AIM:
Can you write out all the lines word for word, with no pictures?

Stored data entries

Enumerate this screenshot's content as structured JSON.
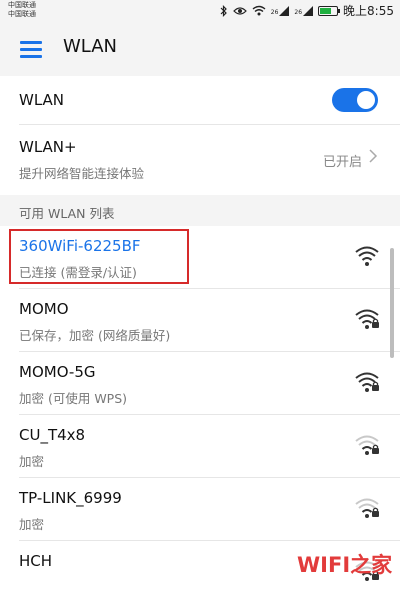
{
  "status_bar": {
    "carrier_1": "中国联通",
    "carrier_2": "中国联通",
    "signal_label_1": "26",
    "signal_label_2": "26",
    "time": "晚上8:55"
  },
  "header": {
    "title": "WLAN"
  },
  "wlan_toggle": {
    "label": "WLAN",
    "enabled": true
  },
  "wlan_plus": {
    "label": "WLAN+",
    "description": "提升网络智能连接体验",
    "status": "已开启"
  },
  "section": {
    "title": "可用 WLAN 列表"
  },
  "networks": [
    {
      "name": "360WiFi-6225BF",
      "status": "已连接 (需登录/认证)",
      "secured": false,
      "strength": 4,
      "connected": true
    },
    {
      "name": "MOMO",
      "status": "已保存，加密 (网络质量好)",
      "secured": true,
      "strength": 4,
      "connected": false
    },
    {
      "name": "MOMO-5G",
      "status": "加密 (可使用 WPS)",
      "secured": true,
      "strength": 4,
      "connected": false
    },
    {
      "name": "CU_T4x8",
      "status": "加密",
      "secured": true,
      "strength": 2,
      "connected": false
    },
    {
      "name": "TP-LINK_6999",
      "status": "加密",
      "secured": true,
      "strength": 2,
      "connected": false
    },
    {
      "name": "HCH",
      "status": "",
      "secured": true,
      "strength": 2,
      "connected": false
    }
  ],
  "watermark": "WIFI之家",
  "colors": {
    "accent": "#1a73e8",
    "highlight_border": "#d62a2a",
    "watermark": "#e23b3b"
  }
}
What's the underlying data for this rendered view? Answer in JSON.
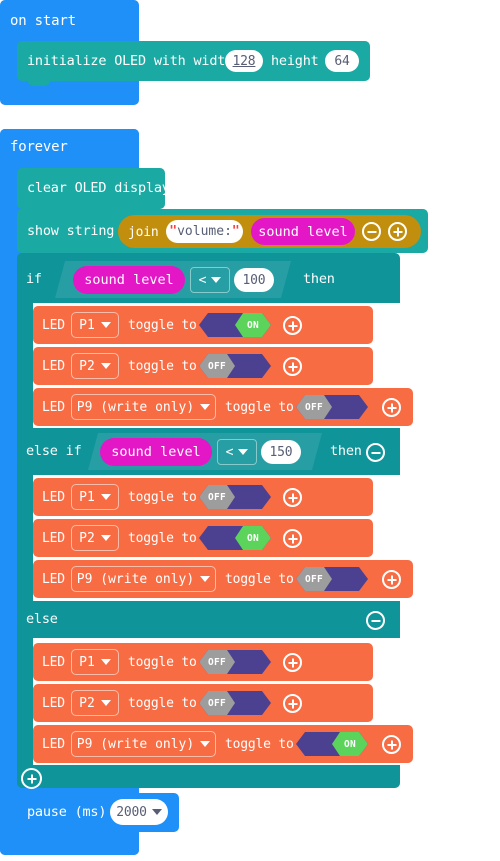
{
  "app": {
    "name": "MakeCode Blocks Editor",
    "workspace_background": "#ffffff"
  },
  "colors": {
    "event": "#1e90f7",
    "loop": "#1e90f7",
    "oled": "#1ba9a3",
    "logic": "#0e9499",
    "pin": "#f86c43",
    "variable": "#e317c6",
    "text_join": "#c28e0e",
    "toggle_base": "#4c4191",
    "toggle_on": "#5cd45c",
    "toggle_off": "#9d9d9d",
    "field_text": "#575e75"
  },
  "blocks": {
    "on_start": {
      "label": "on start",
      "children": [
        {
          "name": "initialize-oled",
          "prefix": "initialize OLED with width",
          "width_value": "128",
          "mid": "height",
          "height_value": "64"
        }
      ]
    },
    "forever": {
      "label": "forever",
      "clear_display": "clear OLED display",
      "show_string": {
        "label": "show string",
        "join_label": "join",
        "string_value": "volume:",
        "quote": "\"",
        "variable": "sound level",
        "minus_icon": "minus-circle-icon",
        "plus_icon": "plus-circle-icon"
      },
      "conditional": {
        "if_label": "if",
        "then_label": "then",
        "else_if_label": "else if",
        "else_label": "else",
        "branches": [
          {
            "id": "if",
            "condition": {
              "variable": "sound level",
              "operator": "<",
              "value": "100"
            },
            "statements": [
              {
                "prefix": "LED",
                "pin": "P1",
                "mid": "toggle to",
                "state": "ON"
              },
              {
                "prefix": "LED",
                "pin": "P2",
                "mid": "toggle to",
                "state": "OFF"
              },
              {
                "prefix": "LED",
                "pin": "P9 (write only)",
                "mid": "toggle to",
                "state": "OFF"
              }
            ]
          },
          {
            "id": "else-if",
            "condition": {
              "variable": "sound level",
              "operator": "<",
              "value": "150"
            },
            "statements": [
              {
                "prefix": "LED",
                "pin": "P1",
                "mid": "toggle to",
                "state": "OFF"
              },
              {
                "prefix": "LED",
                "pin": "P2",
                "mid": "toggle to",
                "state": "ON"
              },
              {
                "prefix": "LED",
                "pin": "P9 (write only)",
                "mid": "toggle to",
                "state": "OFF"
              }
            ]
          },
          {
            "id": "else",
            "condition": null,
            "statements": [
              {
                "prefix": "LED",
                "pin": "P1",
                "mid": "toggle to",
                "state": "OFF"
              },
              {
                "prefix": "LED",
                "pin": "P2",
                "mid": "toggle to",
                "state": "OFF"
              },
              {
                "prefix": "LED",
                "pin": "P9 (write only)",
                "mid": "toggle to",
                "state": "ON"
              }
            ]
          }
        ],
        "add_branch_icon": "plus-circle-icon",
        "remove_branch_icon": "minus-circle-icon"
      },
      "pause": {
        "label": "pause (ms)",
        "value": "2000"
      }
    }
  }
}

OUTPUT OF THE TASK:
Enumerate this screenshot's content as structured JSON.
{
  "status_bar": {
    "carrier_1": "中国联通",
    "carrier_2": "中国联通",
    "signal_label_1": "26",
    "signal_label_2": "26",
    "time": "晚上8:55"
  },
  "header": {
    "title": "WLAN"
  },
  "wlan_toggle": {
    "label": "WLAN",
    "enabled": true
  },
  "wlan_plus": {
    "label": "WLAN+",
    "description": "提升网络智能连接体验",
    "status": "已开启"
  },
  "section": {
    "title": "可用 WLAN 列表"
  },
  "networks": [
    {
      "name": "360WiFi-6225BF",
      "status": "已连接 (需登录/认证)",
      "secured": false,
      "strength": 4,
      "connected": true
    },
    {
      "name": "MOMO",
      "status": "已保存，加密 (网络质量好)",
      "secured": true,
      "strength": 4,
      "connected": false
    },
    {
      "name": "MOMO-5G",
      "status": "加密 (可使用 WPS)",
      "secured": true,
      "strength": 4,
      "connected": false
    },
    {
      "name": "CU_T4x8",
      "status": "加密",
      "secured": true,
      "strength": 2,
      "connected": false
    },
    {
      "name": "TP-LINK_6999",
      "status": "加密",
      "secured": true,
      "strength": 2,
      "connected": false
    },
    {
      "name": "HCH",
      "status": "",
      "secured": true,
      "strength": 2,
      "connected": false
    }
  ],
  "watermark": "WIFI之家",
  "colors": {
    "accent": "#1a73e8",
    "highlight_border": "#d62a2a",
    "watermark": "#e23b3b"
  }
}
What's the underlying data for this rendered view? Answer in JSON.
{
  "app": {
    "name": "MakeCode Blocks Editor",
    "workspace_background": "#ffffff"
  },
  "colors": {
    "event": "#1e90f7",
    "loop": "#1e90f7",
    "oled": "#1ba9a3",
    "logic": "#0e9499",
    "pin": "#f86c43",
    "variable": "#e317c6",
    "text_join": "#c28e0e",
    "toggle_base": "#4c4191",
    "toggle_on": "#5cd45c",
    "toggle_off": "#9d9d9d",
    "field_text": "#575e75"
  },
  "blocks": {
    "on_start": {
      "label": "on start",
      "children": [
        {
          "name": "initialize-oled",
          "prefix": "initialize OLED with width",
          "width_value": "128",
          "mid": "height",
          "height_value": "64"
        }
      ]
    },
    "forever": {
      "label": "forever",
      "clear_display": "clear OLED display",
      "show_string": {
        "label": "show string",
        "join_label": "join",
        "string_value": "volume:",
        "quote": "\"",
        "variable": "sound level",
        "minus_icon": "minus-circle-icon",
        "plus_icon": "plus-circle-icon"
      },
      "conditional": {
        "if_label": "if",
        "then_label": "then",
        "else_if_label": "else if",
        "else_label": "else",
        "branches": [
          {
            "id": "if",
            "condition": {
              "variable": "sound level",
              "operator": "<",
              "value": "100"
            },
            "statements": [
              {
                "prefix": "LED",
                "pin": "P1",
                "mid": "toggle to",
                "state": "ON"
              },
              {
                "prefix": "LED",
                "pin": "P2",
                "mid": "toggle to",
                "state": "OFF"
              },
              {
                "prefix": "LED",
                "pin": "P9 (write only)",
                "mid": "toggle to",
                "state": "OFF"
              }
            ]
          },
          {
            "id": "else-if",
            "condition": {
              "variable": "sound level",
              "operator": "<",
              "value": "150"
            },
            "statements": [
              {
                "prefix": "LED",
                "pin": "P1",
                "mid": "toggle to",
                "state": "OFF"
              },
              {
                "prefix": "LED",
                "pin": "P2",
                "mid": "toggle to",
                "state": "ON"
              },
              {
                "prefix": "LED",
                "pin": "P9 (write only)",
                "mid": "toggle to",
                "state": "OFF"
              }
            ]
          },
          {
            "id": "else",
            "condition": null,
            "statements": [
              {
                "prefix": "LED",
                "pin": "P1",
                "mid": "toggle to",
                "state": "OFF"
              },
              {
                "prefix": "LED",
                "pin": "P2",
                "mid": "toggle to",
                "state": "OFF"
              },
              {
                "prefix": "LED",
                "pin": "P9 (write only)",
                "mid": "toggle to",
                "state": "ON"
              }
            ]
          }
        ],
        "add_branch_icon": "plus-circle-icon",
        "remove_branch_icon": "minus-circle-icon"
      },
      "pause": {
        "label": "pause (ms)",
        "value": "2000"
      }
    }
  }
}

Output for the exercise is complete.